**WORK TO BE COMPLETED:**
Filter the records below down to lines containing "Luxembourg".

DATA start

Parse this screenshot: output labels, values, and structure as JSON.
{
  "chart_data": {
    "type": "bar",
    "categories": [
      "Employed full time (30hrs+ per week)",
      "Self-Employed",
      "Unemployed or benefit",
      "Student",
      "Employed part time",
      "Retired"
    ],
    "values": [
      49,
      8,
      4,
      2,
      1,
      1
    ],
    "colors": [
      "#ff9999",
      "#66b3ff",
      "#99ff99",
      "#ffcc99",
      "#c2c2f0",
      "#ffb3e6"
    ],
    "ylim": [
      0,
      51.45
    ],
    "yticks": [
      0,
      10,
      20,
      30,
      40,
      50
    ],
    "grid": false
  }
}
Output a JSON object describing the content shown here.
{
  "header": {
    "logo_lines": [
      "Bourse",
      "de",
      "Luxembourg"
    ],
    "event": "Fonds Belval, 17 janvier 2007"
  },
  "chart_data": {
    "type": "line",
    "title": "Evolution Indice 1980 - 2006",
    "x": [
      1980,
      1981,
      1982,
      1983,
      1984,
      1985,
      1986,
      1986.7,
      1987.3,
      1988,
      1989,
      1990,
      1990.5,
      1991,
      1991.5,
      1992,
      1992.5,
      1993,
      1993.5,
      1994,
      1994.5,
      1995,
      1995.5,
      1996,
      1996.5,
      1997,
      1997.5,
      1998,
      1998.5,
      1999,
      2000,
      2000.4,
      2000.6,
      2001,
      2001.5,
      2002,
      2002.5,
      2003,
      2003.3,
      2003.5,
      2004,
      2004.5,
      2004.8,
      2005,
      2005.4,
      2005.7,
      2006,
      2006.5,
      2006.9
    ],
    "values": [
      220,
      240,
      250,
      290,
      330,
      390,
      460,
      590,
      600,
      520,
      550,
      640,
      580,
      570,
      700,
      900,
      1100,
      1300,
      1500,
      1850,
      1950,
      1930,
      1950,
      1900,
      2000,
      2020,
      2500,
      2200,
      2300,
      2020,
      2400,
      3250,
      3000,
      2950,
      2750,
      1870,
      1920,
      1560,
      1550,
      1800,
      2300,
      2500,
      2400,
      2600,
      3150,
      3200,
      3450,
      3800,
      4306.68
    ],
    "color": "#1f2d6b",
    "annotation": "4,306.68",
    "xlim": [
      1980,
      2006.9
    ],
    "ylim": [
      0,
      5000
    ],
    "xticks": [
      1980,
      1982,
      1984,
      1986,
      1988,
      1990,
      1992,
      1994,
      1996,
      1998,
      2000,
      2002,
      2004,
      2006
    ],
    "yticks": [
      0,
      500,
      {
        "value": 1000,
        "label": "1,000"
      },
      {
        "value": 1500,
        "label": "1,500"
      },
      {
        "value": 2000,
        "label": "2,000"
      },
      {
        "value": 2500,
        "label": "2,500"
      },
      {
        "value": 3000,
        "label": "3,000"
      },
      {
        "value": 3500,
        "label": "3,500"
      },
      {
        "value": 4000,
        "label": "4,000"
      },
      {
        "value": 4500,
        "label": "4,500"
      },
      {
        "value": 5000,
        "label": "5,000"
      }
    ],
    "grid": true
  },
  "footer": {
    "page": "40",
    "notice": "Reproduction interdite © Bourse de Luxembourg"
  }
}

DATA end

**EXERCISE RESULT:**
      "Luxembourg"
    "notice": "Reproduction interdite © Bourse de Luxembourg"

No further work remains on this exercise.